**** Provided data
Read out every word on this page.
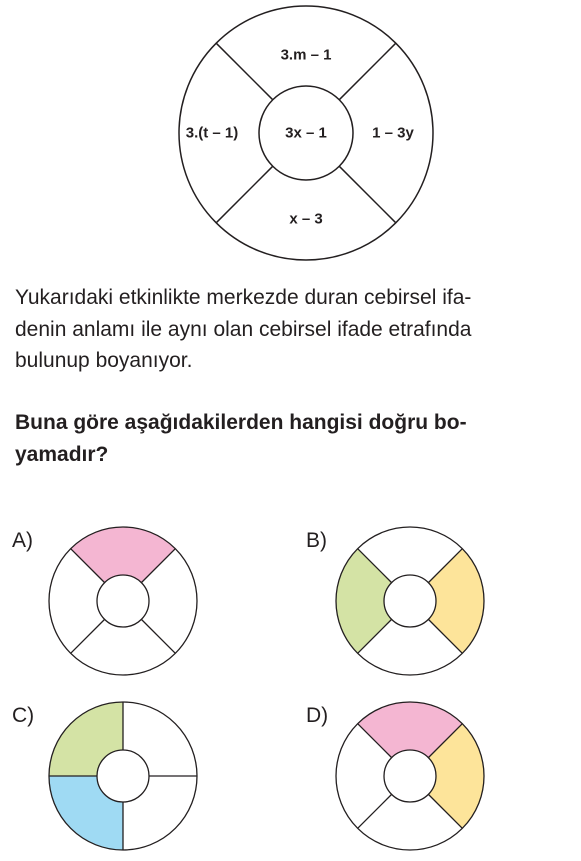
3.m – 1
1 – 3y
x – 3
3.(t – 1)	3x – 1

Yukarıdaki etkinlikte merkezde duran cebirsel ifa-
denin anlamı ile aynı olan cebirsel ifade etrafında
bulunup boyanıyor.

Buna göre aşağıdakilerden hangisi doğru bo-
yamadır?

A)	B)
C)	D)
********
**** Provided data
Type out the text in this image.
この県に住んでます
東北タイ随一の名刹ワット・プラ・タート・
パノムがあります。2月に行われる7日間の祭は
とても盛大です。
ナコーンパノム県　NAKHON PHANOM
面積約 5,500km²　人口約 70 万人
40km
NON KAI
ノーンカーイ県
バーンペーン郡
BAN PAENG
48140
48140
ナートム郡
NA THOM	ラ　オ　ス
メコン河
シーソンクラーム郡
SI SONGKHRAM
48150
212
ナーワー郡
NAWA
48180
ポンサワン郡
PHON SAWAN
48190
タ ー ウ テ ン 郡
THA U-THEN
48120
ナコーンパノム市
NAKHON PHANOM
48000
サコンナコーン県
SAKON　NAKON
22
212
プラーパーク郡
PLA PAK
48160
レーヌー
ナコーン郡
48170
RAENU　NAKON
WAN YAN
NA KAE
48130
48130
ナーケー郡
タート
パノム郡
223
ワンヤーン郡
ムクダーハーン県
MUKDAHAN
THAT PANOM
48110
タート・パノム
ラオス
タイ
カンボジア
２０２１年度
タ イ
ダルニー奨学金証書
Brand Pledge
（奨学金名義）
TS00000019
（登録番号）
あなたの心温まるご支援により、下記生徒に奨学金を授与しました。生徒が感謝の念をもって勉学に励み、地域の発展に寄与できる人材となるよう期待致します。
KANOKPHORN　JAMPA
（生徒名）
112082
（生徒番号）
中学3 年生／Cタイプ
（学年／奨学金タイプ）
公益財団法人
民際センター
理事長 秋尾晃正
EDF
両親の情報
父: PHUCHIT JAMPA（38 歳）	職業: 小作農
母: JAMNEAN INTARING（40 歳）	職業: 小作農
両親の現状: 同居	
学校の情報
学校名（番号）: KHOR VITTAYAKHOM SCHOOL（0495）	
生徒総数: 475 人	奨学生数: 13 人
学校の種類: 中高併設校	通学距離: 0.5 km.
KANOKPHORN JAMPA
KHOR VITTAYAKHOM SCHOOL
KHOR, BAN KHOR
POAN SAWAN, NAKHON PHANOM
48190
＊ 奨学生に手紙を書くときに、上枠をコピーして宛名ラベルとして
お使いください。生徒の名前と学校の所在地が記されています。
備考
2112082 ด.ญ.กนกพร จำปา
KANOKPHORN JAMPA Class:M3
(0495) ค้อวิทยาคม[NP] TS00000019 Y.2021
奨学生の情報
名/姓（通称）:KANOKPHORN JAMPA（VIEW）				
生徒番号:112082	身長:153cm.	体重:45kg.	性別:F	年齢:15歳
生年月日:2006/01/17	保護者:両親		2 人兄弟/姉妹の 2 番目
********
*Problem requirements:*
Answer with a single number: the count of lines holding the word "this".

*Completed exercise:*
2